▸ Request
Copy out each line of the data holding "allowed".

(Records excerpted from a collection)
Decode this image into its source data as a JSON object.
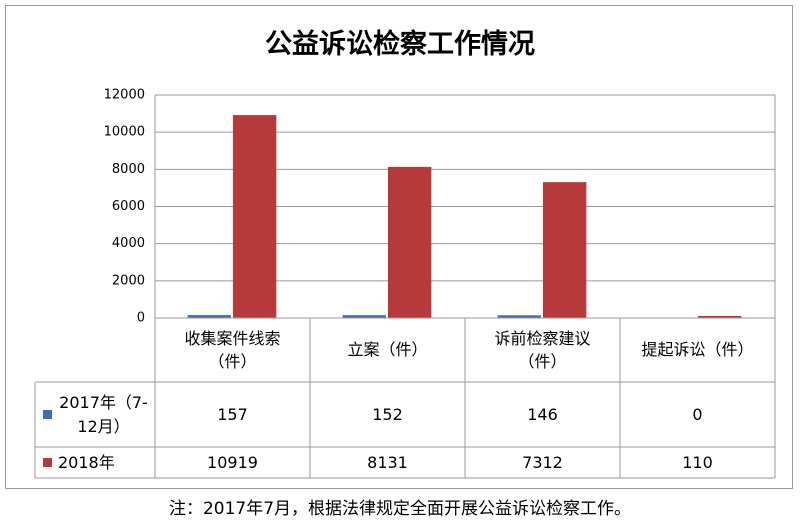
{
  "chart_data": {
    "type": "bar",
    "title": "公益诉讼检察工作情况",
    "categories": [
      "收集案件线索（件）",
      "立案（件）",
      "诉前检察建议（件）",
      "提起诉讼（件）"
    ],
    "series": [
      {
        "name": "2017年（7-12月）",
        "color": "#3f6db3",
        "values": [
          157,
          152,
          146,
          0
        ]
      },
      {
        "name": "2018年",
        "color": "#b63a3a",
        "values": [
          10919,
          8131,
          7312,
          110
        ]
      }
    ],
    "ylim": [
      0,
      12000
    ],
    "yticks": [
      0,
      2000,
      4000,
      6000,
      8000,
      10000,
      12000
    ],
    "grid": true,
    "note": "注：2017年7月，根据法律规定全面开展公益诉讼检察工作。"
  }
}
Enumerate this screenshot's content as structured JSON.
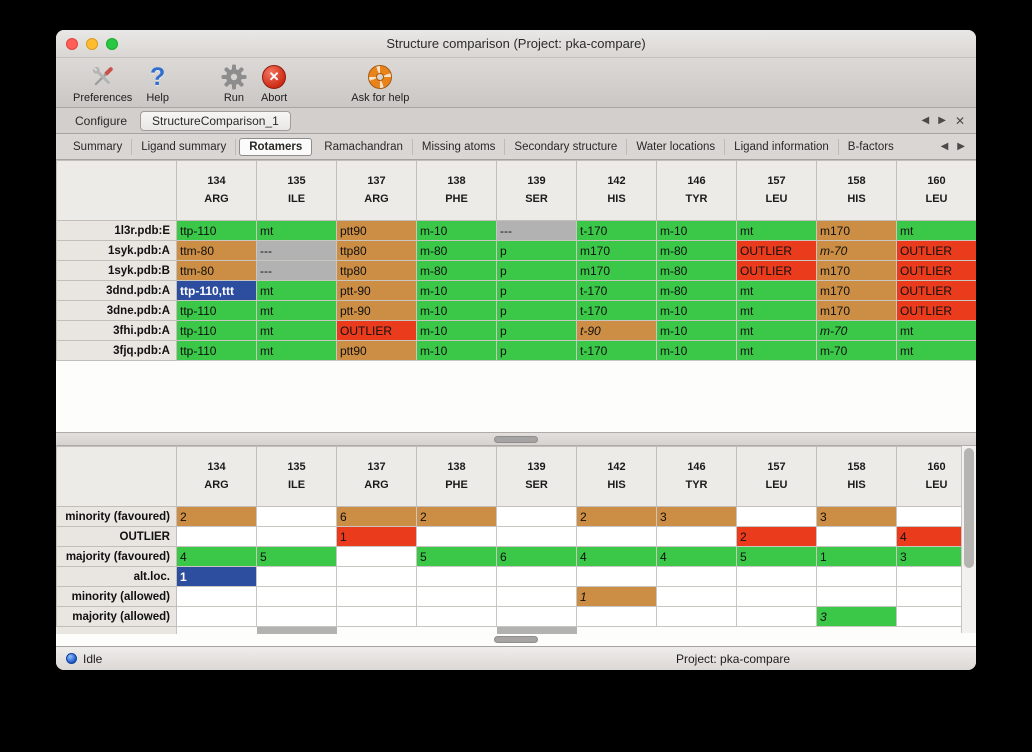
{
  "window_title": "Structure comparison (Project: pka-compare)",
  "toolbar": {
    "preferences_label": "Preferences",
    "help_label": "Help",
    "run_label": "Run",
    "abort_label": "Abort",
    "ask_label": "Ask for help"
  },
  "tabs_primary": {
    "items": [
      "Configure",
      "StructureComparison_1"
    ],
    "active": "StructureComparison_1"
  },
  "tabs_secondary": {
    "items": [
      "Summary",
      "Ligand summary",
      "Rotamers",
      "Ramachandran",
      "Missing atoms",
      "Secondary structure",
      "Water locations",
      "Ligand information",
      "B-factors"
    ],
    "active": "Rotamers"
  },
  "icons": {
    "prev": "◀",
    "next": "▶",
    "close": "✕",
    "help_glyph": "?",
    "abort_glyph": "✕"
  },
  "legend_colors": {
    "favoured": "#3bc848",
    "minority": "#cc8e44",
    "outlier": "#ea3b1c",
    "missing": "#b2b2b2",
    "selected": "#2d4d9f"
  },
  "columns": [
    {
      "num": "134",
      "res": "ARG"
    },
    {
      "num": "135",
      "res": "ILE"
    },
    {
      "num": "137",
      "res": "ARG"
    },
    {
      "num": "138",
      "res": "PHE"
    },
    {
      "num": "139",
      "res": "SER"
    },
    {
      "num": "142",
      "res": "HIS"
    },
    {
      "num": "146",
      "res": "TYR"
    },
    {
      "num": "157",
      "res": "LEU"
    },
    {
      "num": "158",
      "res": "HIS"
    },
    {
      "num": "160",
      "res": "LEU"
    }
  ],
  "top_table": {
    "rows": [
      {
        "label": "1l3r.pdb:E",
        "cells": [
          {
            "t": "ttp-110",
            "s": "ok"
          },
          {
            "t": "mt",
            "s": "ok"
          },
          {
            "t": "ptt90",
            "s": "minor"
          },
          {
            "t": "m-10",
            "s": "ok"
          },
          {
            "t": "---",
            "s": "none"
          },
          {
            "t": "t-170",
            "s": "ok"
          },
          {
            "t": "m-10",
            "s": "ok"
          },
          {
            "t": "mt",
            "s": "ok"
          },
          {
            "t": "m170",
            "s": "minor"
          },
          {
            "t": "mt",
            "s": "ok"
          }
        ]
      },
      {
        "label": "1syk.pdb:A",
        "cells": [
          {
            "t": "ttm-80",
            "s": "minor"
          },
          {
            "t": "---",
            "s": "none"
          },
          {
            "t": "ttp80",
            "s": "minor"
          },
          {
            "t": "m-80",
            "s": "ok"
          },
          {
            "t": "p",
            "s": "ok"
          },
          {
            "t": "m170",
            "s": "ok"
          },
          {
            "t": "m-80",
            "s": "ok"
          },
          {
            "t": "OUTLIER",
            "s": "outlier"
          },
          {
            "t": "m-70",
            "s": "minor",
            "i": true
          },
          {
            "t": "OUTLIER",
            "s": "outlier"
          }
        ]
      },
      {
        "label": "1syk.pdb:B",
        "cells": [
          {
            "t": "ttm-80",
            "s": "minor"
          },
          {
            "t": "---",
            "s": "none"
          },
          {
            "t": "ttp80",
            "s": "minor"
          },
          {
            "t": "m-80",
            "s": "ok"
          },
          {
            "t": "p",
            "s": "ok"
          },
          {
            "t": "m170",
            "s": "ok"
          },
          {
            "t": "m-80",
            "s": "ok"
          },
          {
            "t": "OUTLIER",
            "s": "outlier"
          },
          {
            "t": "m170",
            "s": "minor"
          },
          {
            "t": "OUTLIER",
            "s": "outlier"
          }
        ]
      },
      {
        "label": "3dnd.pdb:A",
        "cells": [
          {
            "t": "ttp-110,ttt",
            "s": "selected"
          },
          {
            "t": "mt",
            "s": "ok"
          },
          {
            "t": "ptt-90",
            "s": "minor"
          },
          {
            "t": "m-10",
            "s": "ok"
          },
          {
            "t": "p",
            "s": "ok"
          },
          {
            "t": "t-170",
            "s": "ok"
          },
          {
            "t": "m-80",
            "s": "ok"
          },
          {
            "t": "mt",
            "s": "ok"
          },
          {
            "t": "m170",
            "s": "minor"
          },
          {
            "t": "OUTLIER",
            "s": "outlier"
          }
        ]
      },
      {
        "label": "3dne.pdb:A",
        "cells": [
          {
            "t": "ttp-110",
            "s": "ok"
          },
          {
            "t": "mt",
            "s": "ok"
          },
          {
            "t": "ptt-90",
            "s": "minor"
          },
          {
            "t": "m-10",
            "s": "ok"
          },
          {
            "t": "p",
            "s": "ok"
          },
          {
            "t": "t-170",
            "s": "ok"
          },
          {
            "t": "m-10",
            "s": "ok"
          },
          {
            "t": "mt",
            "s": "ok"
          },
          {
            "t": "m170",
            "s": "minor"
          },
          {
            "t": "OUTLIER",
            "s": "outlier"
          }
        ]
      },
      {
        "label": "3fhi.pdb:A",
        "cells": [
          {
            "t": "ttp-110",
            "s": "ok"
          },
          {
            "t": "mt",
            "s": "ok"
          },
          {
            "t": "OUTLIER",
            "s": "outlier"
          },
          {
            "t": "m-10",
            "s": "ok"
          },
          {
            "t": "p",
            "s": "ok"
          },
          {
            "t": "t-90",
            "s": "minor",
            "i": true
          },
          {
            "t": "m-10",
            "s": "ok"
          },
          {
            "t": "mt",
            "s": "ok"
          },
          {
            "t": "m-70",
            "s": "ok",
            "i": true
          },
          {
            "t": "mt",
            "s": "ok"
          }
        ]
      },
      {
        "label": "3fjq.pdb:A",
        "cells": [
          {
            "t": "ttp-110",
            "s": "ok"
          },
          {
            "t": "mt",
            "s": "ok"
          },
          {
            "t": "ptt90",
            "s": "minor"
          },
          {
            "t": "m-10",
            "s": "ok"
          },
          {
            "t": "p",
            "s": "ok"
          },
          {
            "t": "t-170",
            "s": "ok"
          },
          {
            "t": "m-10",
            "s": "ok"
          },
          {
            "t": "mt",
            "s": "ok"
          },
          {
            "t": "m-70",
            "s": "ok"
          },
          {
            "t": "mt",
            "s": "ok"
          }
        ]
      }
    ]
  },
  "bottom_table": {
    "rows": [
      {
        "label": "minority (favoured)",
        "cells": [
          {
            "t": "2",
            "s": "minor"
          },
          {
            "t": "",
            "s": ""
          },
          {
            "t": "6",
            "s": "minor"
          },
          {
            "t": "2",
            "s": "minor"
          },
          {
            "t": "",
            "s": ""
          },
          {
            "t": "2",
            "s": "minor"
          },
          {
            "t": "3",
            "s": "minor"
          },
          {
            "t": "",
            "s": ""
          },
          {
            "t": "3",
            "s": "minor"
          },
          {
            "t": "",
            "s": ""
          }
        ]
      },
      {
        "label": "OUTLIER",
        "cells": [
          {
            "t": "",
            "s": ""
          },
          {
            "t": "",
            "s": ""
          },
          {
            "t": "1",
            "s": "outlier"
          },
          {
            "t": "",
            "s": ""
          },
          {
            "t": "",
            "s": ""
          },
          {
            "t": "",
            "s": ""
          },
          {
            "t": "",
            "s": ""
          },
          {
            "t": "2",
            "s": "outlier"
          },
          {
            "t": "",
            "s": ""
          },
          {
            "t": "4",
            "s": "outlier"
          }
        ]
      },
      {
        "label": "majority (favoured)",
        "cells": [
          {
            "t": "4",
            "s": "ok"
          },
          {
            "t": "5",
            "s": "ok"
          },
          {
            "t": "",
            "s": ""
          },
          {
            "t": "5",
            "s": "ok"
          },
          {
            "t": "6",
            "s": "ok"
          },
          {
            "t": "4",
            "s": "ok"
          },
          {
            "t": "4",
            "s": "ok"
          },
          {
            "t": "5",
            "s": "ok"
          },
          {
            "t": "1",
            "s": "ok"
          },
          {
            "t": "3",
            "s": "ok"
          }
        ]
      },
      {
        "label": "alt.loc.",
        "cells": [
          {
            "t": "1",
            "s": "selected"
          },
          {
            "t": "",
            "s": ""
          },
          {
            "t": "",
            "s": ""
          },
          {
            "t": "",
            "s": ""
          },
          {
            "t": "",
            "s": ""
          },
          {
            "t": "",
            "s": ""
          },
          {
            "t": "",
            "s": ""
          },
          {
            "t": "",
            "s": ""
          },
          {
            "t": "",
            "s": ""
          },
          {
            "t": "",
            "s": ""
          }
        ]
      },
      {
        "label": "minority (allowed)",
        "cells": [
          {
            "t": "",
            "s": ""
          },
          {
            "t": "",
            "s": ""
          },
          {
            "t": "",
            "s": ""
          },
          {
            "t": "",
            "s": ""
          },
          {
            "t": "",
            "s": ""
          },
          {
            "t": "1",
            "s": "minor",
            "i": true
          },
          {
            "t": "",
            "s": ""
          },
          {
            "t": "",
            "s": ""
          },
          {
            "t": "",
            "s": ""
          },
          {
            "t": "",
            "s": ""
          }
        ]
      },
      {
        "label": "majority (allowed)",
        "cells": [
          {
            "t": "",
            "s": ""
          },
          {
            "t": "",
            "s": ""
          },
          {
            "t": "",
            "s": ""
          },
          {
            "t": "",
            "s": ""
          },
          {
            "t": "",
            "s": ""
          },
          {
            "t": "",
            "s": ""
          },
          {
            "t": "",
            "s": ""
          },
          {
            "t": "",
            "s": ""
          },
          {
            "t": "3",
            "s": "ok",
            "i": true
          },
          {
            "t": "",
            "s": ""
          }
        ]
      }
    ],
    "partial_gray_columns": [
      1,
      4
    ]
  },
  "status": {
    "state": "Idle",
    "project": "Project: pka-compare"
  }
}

▸ Response below
        "label": "minority (allowed)",
        "label": "majority (allowed)",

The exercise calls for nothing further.